### Page extract
A BYU isn’t just about what you wear on the loop — it’s equally about what you come back to each hour. Your shoes, clothing, layers, and base setup form a system, and when that system runs smoothly, you save an enormous amount of energy.
Clothing that keeps you comfortable across 24+ hours
You’ll cycle through warm, cold, sweaty, wet, chafed, and sticky across the span of a BYU. Every layer — socks, thermals, jackets, shirts — should be something you’ve trained in for hours, not something you’re trying for the first time because it looks cool or sounds good. BYUs are long enough that even tiny irritations become major problems.
Shoes that are ready for the long haul
Most runners underestimate how fast a BYU chews through cushioning. Plan a rotation and know exactly which pair you’ll use at the start, when your feet are swollen, when they’re sore, and how often to rotate them (along with your socks). Foot care needs to be part of your plan, otherwise you’ll end up with blisters and be unable to bear weight.
A tent set-up that works even when you're tired and slightly emotional
A well-organised base isn’t a luxury — it’s a performance tool. Your tent should act like a tiny pit-crew station: simple, predictable, and easy to navigate even when your brain isn’t firing on all cylinders.

### Record extracts
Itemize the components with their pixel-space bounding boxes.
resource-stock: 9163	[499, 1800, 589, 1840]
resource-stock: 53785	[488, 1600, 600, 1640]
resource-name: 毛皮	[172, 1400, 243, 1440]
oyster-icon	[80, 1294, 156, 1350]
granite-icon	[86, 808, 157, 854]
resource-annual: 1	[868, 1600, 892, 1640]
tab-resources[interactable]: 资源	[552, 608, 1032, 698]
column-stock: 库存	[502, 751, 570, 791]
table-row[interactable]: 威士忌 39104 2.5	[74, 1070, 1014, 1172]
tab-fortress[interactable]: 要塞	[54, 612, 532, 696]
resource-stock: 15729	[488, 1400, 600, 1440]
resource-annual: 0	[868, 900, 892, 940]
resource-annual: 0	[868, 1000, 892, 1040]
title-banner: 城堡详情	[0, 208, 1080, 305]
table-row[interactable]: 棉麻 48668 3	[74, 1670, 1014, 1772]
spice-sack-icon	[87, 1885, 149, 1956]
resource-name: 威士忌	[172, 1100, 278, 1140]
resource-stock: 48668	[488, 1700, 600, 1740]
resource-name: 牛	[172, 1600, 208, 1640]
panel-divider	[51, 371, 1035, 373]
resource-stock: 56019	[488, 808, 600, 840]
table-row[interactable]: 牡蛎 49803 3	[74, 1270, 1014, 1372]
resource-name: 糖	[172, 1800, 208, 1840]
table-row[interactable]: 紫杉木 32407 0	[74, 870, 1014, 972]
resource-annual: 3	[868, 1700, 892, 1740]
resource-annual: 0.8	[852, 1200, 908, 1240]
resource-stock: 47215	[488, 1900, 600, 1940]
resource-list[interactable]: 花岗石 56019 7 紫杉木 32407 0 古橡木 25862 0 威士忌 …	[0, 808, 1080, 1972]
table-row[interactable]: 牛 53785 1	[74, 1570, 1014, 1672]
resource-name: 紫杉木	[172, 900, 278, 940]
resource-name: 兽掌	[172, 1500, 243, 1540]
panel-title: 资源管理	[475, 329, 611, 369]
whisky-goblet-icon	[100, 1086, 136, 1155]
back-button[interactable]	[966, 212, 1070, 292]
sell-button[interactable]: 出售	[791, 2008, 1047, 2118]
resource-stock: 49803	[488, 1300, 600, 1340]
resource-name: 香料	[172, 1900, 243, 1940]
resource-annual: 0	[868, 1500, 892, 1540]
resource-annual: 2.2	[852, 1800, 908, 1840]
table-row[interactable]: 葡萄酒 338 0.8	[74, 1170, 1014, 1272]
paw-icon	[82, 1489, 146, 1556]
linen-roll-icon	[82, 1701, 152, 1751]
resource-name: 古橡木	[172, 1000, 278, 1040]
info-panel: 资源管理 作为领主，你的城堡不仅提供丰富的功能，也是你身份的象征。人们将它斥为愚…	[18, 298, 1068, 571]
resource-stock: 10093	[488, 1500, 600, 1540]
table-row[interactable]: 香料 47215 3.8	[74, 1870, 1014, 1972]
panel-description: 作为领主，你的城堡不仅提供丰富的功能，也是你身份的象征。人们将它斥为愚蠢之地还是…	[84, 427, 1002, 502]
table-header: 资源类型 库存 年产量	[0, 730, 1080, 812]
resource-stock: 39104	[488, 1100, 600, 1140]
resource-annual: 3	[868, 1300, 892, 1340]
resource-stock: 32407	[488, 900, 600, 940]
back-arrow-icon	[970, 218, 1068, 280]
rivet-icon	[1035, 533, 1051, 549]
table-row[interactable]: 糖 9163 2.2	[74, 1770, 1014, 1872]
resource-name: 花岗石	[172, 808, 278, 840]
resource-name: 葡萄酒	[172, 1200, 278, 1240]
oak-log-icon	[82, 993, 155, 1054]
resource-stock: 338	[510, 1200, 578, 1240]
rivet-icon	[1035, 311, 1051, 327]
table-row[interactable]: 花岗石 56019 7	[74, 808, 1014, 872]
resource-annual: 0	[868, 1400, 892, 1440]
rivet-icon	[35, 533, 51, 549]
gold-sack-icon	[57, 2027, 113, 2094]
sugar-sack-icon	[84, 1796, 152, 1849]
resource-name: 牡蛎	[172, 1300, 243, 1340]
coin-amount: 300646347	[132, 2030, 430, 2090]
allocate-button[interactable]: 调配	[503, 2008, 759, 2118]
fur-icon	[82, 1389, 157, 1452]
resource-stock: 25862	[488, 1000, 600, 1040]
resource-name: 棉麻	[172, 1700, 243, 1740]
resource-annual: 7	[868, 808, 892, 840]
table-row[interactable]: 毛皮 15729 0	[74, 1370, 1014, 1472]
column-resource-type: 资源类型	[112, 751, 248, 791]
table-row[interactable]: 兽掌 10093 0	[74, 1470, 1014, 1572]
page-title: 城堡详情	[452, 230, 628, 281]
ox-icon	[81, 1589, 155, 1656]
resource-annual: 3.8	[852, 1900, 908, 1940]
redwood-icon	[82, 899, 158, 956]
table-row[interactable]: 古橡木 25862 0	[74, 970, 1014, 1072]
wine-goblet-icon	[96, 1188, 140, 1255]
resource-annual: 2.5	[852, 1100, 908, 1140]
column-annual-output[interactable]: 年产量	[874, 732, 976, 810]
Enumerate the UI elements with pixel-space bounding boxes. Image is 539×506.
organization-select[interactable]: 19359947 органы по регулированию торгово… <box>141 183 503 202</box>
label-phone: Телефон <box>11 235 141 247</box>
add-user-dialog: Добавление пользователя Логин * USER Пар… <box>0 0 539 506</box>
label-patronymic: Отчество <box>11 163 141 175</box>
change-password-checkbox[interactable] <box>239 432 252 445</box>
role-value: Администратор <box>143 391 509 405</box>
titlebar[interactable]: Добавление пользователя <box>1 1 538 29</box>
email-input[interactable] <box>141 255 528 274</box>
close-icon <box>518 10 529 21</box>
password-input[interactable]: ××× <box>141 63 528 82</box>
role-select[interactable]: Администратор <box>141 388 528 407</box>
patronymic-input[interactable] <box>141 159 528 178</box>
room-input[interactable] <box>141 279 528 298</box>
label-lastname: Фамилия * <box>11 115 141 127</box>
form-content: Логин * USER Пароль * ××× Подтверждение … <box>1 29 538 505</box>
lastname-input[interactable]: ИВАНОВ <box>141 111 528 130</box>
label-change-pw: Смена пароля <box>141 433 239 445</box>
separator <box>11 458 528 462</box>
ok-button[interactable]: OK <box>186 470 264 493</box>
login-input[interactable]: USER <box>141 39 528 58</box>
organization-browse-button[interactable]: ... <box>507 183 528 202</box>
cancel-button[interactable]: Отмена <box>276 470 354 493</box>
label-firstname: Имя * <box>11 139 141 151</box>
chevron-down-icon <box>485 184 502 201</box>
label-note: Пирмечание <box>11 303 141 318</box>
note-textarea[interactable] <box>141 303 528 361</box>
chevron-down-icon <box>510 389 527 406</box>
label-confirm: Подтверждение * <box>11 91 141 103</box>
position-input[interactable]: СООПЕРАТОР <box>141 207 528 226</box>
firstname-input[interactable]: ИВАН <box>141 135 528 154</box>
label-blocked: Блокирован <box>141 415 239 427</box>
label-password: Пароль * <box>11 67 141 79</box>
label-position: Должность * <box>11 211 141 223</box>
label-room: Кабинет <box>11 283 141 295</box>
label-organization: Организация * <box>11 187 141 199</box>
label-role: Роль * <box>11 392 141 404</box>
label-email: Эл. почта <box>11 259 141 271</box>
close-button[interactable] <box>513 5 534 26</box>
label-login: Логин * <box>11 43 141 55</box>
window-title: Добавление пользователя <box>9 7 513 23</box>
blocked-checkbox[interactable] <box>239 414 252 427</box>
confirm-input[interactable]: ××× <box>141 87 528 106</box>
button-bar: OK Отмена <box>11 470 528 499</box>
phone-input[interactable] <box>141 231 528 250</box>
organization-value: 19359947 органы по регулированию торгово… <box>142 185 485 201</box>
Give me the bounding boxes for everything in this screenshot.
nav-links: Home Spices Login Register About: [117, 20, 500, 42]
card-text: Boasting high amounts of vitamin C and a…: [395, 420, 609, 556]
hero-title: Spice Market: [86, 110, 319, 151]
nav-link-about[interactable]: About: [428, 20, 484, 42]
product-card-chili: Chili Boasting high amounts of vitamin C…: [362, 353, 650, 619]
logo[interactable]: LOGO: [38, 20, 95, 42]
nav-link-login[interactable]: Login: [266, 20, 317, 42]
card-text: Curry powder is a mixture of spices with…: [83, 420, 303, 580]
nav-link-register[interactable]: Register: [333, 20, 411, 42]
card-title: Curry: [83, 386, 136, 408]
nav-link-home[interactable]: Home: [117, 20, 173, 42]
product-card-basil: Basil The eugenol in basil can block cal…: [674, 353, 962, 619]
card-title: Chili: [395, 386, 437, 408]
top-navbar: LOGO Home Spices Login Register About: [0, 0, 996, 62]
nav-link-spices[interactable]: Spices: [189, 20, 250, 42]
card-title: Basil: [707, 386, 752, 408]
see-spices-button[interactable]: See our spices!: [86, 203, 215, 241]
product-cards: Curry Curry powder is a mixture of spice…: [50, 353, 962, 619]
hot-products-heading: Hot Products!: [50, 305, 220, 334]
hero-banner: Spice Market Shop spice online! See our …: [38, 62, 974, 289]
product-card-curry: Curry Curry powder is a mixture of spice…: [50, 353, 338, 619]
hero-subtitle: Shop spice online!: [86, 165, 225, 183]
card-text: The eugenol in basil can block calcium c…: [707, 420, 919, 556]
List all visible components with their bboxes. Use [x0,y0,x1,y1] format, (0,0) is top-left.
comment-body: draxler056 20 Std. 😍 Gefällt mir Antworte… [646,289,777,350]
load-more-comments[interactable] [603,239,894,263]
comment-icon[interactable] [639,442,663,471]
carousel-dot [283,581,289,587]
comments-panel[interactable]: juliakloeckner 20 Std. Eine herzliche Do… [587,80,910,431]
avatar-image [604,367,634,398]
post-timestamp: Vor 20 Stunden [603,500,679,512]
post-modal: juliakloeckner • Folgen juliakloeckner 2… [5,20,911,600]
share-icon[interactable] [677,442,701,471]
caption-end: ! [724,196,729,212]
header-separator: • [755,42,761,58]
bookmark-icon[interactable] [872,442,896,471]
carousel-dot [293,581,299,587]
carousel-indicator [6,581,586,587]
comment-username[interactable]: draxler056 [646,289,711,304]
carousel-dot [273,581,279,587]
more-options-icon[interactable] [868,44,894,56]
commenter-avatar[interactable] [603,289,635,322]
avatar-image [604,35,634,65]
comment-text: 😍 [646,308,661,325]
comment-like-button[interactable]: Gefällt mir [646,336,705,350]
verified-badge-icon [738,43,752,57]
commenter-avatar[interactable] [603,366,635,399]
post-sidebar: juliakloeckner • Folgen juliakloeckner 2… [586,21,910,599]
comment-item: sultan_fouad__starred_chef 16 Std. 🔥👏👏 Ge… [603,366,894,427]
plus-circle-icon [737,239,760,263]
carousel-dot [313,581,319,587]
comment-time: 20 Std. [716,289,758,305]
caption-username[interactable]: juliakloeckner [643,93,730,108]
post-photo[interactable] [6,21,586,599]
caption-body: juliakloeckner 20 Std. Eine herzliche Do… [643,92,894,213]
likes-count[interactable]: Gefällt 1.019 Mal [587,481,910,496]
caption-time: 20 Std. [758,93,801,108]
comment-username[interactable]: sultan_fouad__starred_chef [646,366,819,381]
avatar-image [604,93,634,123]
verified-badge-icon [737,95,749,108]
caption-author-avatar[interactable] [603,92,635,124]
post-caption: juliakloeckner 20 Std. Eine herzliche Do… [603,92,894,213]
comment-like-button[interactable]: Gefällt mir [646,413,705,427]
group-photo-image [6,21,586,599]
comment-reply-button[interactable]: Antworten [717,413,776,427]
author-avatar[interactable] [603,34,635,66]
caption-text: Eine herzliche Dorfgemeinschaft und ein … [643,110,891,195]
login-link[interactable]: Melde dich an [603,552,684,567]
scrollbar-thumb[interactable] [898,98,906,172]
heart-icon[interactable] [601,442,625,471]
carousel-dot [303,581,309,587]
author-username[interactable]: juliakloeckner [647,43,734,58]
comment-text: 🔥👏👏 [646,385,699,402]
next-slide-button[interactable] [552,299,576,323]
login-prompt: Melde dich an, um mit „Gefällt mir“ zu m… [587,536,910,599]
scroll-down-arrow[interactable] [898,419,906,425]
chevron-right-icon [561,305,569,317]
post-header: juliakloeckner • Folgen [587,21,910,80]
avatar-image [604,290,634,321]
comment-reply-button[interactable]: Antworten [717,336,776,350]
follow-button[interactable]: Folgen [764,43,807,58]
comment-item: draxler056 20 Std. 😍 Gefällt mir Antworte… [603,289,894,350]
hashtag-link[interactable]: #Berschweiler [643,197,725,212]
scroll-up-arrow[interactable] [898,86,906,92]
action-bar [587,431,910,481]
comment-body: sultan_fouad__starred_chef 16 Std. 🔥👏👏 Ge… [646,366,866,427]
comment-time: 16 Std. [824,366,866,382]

### Exercise requirements
1. Answer these about the BYU text:
(a) What should your tent act like?
(b) What do most runners underestimate?
(c) What happens if foot care isn't part of your plan?
2. What states does the BYU text say you'll cycle through across the span of a BYU? List every one.
3. Pick up the BYU text after its last sentence and continue it.

### Your written answers
1.
(a) A tiny pit-crew station: simple, predictable, and easy to navigate.
(b) How fast a BYU chews through cushioning.
(c) You'll end up with blisters and be unable to bear weight.

2.
- Warm
- Cold
- Sweaty
- Wet
- Chafed
- Sticky

3.
A 3×3 gazebo with sides, plus a tarp on the ground, keeps the wind, sun, and night cold under control.
A comfortable reclining chair for the runner (and extra seating for crew) allows real rest and micro-recovery between laps by being able to put your feet up.
Tables, shelves, and bins create order — the more surfaces the better, and keeping categories separated (electronics, clothing, food, medical, etc.) prevents chaos later on.
A chilly bin with ice, warm blankets or sleeping bags, and boxes dedicated to spare shoes and clothing make transitions fast and easy.
Lighting inside the tent, reliable head torches, power banks, and a charging station stop you from scrambling at night when everything suddenly matters more.
And of course — lots of water, a jet boil or thermos, and all the small but crucial odds and ends (lube, tape, chapstick, wipes, mugs, pegs, funnels, etc.) that seem excessive until you desperately need them.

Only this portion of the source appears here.